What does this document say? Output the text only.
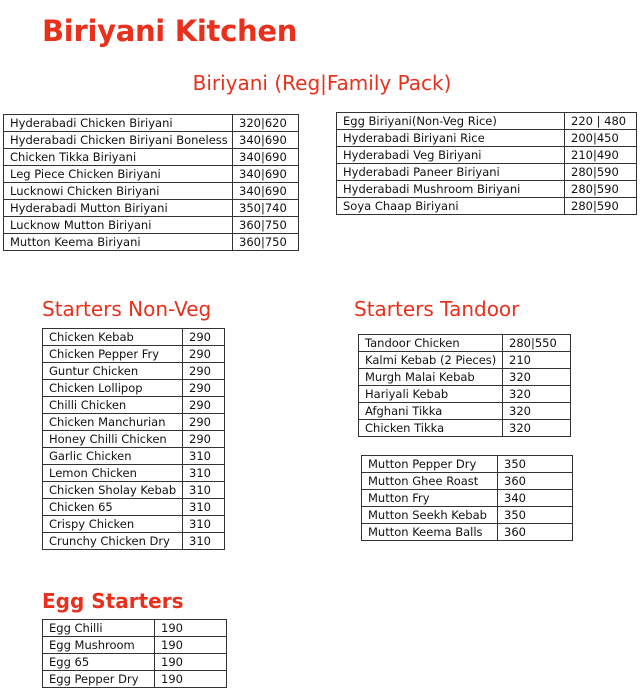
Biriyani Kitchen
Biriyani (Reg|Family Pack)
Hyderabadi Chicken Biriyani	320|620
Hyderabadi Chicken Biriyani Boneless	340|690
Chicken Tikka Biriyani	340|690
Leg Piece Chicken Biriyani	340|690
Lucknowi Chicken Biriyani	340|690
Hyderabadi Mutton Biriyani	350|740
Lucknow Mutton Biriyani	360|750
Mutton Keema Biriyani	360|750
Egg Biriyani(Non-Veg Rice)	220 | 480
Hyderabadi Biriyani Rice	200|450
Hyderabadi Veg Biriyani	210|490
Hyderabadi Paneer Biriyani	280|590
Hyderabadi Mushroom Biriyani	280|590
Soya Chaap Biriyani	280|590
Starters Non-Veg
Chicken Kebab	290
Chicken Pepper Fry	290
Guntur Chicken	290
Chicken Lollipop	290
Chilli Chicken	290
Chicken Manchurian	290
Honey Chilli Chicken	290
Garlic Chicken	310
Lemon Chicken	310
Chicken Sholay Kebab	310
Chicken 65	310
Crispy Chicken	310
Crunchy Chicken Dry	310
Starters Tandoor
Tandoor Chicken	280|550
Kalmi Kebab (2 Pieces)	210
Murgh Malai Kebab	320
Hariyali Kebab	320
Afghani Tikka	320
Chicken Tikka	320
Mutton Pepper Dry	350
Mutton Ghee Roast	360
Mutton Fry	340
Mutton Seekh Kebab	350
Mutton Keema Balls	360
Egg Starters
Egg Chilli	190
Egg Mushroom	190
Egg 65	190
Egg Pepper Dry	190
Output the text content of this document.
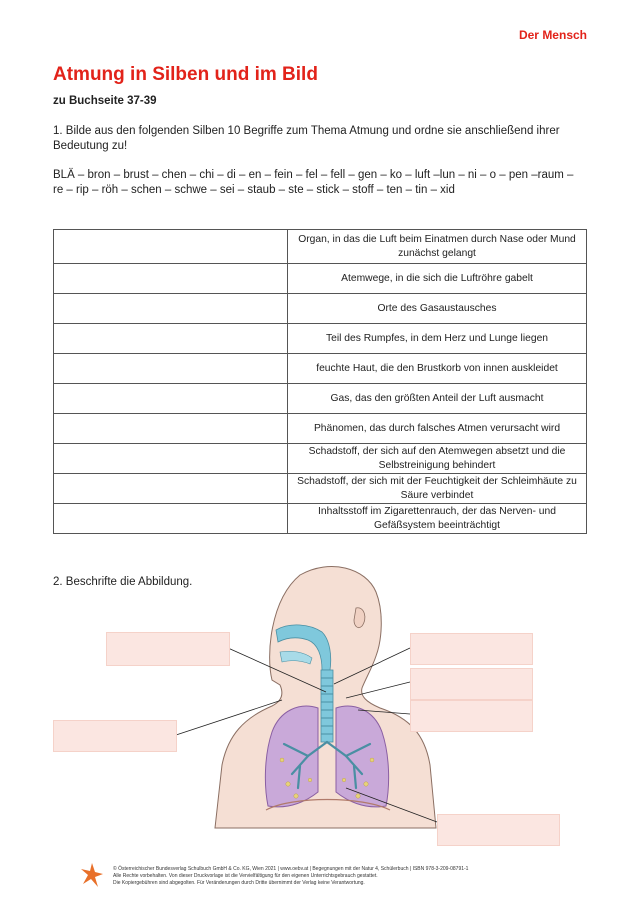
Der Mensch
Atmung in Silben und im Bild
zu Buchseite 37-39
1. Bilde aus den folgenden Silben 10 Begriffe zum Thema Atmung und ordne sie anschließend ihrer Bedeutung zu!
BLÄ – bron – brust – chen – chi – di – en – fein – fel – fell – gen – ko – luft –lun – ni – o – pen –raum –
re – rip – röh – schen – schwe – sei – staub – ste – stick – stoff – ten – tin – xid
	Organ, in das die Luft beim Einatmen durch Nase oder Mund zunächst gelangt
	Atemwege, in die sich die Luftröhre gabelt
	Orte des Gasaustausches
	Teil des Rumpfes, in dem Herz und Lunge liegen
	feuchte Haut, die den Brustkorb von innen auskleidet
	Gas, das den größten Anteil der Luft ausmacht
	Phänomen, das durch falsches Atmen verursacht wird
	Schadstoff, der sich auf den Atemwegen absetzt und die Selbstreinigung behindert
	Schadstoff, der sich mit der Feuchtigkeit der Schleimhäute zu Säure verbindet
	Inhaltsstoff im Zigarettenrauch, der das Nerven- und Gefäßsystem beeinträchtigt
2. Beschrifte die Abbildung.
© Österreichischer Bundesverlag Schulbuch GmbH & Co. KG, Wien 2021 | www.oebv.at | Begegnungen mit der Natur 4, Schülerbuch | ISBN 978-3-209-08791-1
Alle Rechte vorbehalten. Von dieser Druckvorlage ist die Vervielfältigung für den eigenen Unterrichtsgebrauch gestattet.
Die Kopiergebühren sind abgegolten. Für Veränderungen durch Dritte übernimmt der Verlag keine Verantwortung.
== == ==
What is the number of lines in the data above that include the word "text"? Answer with that number only.

2